SET PROBLEM:
Copy out every record below with complete accuracy.

Figure dataset records:
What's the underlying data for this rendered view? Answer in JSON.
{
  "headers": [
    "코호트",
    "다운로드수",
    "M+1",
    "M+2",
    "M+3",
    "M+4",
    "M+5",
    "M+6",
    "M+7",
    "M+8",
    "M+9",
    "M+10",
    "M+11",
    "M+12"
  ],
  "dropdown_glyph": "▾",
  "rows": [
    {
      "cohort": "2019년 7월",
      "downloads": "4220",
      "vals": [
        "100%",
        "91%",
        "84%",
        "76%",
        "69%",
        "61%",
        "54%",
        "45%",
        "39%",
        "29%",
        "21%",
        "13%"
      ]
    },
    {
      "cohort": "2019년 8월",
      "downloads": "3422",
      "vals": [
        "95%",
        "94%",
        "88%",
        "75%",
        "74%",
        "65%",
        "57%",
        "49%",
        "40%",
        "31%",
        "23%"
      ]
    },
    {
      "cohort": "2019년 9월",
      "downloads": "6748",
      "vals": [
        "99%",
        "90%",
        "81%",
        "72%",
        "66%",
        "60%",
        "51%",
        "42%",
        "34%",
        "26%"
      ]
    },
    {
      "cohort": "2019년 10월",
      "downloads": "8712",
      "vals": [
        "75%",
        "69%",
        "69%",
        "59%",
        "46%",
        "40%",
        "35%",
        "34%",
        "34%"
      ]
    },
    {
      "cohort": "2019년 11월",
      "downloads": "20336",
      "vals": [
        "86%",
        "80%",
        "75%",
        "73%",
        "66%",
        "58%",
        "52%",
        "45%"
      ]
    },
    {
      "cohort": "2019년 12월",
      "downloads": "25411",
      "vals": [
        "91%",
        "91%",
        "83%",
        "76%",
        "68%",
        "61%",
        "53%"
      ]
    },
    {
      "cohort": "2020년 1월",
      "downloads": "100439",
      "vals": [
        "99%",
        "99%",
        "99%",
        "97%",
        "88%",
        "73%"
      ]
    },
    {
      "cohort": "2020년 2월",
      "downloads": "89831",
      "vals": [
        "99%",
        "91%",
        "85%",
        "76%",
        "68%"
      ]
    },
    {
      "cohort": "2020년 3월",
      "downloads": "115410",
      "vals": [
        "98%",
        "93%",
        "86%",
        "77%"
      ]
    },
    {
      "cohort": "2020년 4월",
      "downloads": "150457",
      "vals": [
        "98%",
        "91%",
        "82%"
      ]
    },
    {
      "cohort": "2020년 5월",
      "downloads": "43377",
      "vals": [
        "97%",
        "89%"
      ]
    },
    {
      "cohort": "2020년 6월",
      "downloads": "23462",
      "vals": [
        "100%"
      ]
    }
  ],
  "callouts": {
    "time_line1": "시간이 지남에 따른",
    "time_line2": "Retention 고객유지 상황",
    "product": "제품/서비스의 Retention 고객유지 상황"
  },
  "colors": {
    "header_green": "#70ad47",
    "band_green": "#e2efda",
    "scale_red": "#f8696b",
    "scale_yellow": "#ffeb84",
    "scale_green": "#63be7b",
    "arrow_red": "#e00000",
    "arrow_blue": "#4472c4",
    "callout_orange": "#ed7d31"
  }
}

EXERCISE SOLUTION:
What's the underlying data for this rendered view? Answer in JSON.
{
  "headers": [
    "코호트",
    "다운로드수",
    "M+1",
    "M+2",
    "M+3",
    "M+4",
    "M+5",
    "M+6",
    "M+7",
    "M+8",
    "M+9",
    "M+10",
    "M+11",
    "M+12"
  ],
  "dropdown_glyph": "▾",
  "rows": [
    {
      "cohort": "2019년 7월",
      "downloads": "4220",
      "vals": [
        "100%",
        "91%",
        "84%",
        "76%",
        "69%",
        "61%",
        "54%",
        "45%",
        "39%",
        "29%",
        "21%",
        "13%"
      ]
    },
    {
      "cohort": "2019년 8월",
      "downloads": "3422",
      "vals": [
        "95%",
        "94%",
        "88%",
        "75%",
        "74%",
        "65%",
        "57%",
        "49%",
        "40%",
        "31%",
        "23%"
      ]
    },
    {
      "cohort": "2019년 9월",
      "downloads": "6748",
      "vals": [
        "99%",
        "90%",
        "81%",
        "72%",
        "66%",
        "60%",
        "51%",
        "42%",
        "34%",
        "26%"
      ]
    },
    {
      "cohort": "2019년 10월",
      "downloads": "8712",
      "vals": [
        "75%",
        "69%",
        "69%",
        "59%",
        "46%",
        "40%",
        "35%",
        "34%",
        "34%"
      ]
    },
    {
      "cohort": "2019년 11월",
      "downloads": "20336",
      "vals": [
        "86%",
        "80%",
        "75%",
        "73%",
        "66%",
        "58%",
        "52%",
        "45%"
      ]
    },
    {
      "cohort": "2019년 12월",
      "downloads": "25411",
      "vals": [
        "91%",
        "91%",
        "83%",
        "76%",
        "68%",
        "61%",
        "53%"
      ]
    },
    {
      "cohort": "2020년 1월",
      "downloads": "100439",
      "vals": [
        "99%",
        "99%",
        "99%",
        "97%",
        "88%",
        "73%"
      ]
    },
    {
      "cohort": "2020년 2월",
      "downloads": "89831",
      "vals": [
        "99%",
        "91%",
        "85%",
        "76%",
        "68%"
      ]
    },
    {
      "cohort": "2020년 3월",
      "downloads": "115410",
      "vals": [
        "98%",
        "93%",
        "86%",
        "77%"
      ]
    },
    {
      "cohort": "2020년 4월",
      "downloads": "150457",
      "vals": [
        "98%",
        "91%",
        "82%"
      ]
    },
    {
      "cohort": "2020년 5월",
      "downloads": "43377",
      "vals": [
        "97%",
        "89%"
      ]
    },
    {
      "cohort": "2020년 6월",
      "downloads": "23462",
      "vals": [
        "100%"
      ]
    }
  ],
  "callouts": {
    "time_line1": "시간이 지남에 따른",
    "time_line2": "Retention 고객유지 상황",
    "product": "제품/서비스의 Retention 고객유지 상황"
  },
  "colors": {
    "header_green": "#70ad47",
    "band_green": "#e2efda",
    "scale_red": "#f8696b",
    "scale_yellow": "#ffeb84",
    "scale_green": "#63be7b",
    "arrow_red": "#e00000",
    "arrow_blue": "#4472c4",
    "callout_orange": "#ed7d31"
  }
}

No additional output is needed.